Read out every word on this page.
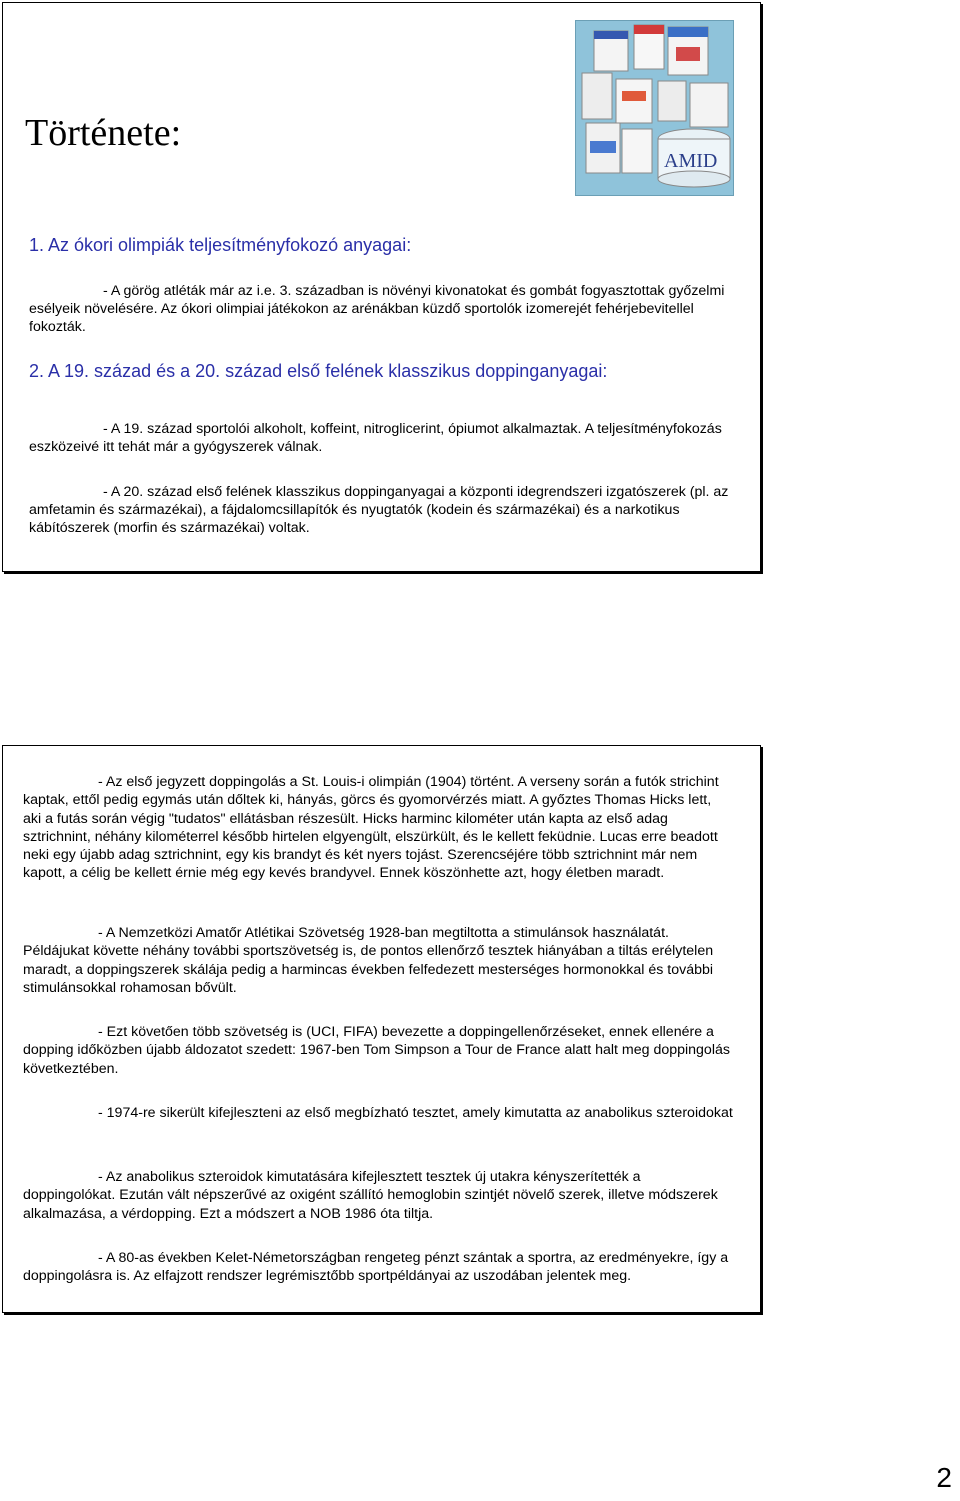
Története:
AMID
1. Az ókori olimpiák teljesítményfokozó anyagai:
- A görög atléták már az i.e. 3. században is növényi kivonatokat és gombát fogyasztottak győzelmi esélyeik növelésére. Az ókori olimpiai játékokon az arénákban küzdő sportolók izomerejét fehérjebevitellel fokozták.
2. A 19. század és a 20. század első felének klasszikus doppinganyagai:
- A 19. század sportolói alkoholt, koffeint, nitroglicerint, ópiumot alkalmaztak. A teljesítményfokozás eszközeivé itt tehát már a gyógyszerek válnak.
- A 20. század első felének klasszikus doppinganyagai a központi idegrendszeri izgatószerek (pl. az amfetamin és származékai), a fájdalomcsillapítók és nyugtatók (kodein és származékai) és a narkotikus kábítószerek (morfin és származékai) voltak.
- Az első jegyzett doppingolás a St. Louis-i olimpián (1904) történt. A verseny során a futók strichint kaptak, ettől pedig egymás után dőltek ki, hányás, görcs és gyomorvérzés miatt. A győztes Thomas Hicks lett, aki a futás során végig "tudatos" ellátásban részesült. Hicks harminc kilométer után kapta az első adag sztrichnint, néhány kilométerrel később hirtelen elgyengült, elszürkült, és le kellett feküdnie. Lucas erre beadott neki egy újabb adag sztrichnint, egy kis brandyt és két nyers tojást. Szerencséjére több sztrichnint már nem kapott, a célig be kellett érnie még egy kevés brandyvel. Ennek köszönhette azt, hogy életben maradt.
- A Nemzetközi Amatőr Atlétikai Szövetség 1928-ban megtiltotta a stimulánsok használatát. Példájukat követte néhány további sportszövetség is, de pontos ellenőrző tesztek hiányában a tiltás erélytelen maradt, a doppingszerek skálája pedig a harmincas években felfedezett mesterséges hormonokkal és további stimulánsokkal rohamosan bővült.
- Ezt követően több szövetség is (UCI, FIFA) bevezette a doppingellenőrzéseket, ennek ellenére a dopping időközben újabb áldozatot szedett: 1967-ben Tom Simpson a Tour de France alatt halt meg doppingolás következtében.
- 1974-re sikerült kifejleszteni az első megbízható tesztet, amely kimutatta az anabolikus szteroidokat
- Az anabolikus szteroidok kimutatására kifejlesztett tesztek új utakra kényszerítették a doppingolókat. Ezután vált népszerűvé az oxigént szállító hemoglobin szintjét növelő szerek, illetve módszerek alkalmazása, a vérdopping. Ezt a módszert a NOB 1986 óta tiltja.
- A 80-as években Kelet-Németországban rengeteg pénzt szántak a sportra, az eredményekre, így a doppingolásra is. Az elfajzott rendszer legrémisztőbb sportpéldányai az uszodában jelentek meg.
2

··········

_To be done_
Take the data above and repeat it exactly, leaving each picture out.

_Output of the exercise_
Read out every word on this page.
Története:
AMID
1. Az ókori olimpiák teljesítményfokozó anyagai:
- A görög atléták már az i.e. 3. században is növényi kivonatokat és gombát fogyasztottak győzelmi esélyeik növelésére. Az ókori olimpiai játékokon az arénákban küzdő sportolók izomerejét fehérjebevitellel fokozták.
2. A 19. század és a 20. század első felének klasszikus doppinganyagai:
- A 19. század sportolói alkoholt, koffeint, nitroglicerint, ópiumot alkalmaztak. A teljesítményfokozás eszközeivé itt tehát már a gyógyszerek válnak.
- A 20. század első felének klasszikus doppinganyagai a központi idegrendszeri izgatószerek (pl. az amfetamin és származékai), a fájdalomcsillapítók és nyugtatók (kodein és származékai) és a narkotikus kábítószerek (morfin és származékai) voltak.
- Az első jegyzett doppingolás a St. Louis-i olimpián (1904) történt. A verseny során a futók strichint kaptak, ettől pedig egymás után dőltek ki, hányás, görcs és gyomorvérzés miatt. A győztes Thomas Hicks lett, aki a futás során végig "tudatos" ellátásban részesült. Hicks harminc kilométer után kapta az első adag sztrichnint, néhány kilométerrel később hirtelen elgyengült, elszürkült, és le kellett feküdnie. Lucas erre beadott neki egy újabb adag sztrichnint, egy kis brandyt és két nyers tojást. Szerencséjére több sztrichnint már nem kapott, a célig be kellett érnie még egy kevés brandyvel. Ennek köszönhette azt, hogy életben maradt.
- A Nemzetközi Amatőr Atlétikai Szövetség 1928-ban megtiltotta a stimulánsok használatát. Példájukat követte néhány további sportszövetség is, de pontos ellenőrző tesztek hiányában a tiltás erélytelen maradt, a doppingszerek skálája pedig a harmincas években felfedezett mesterséges hormonokkal és további stimulánsokkal rohamosan bővült.
- Ezt követően több szövetség is (UCI, FIFA) bevezette a doppingellenőrzéseket, ennek ellenére a dopping időközben újabb áldozatot szedett: 1967-ben Tom Simpson a Tour de France alatt halt meg doppingolás következtében.
- 1974-re sikerült kifejleszteni az első megbízható tesztet, amely kimutatta az anabolikus szteroidokat
- Az anabolikus szteroidok kimutatására kifejlesztett tesztek új utakra kényszerítették a doppingolókat. Ezután vált népszerűvé az oxigént szállító hemoglobin szintjét növelő szerek, illetve módszerek alkalmazása, a vérdopping. Ezt a módszert a NOB 1986 óta tiltja.
- A 80-as években Kelet-Németországban rengeteg pénzt szántak a sportra, az eredményekre, így a doppingolásra is. Az elfajzott rendszer legrémisztőbb sportpéldányai az uszodában jelentek meg.
2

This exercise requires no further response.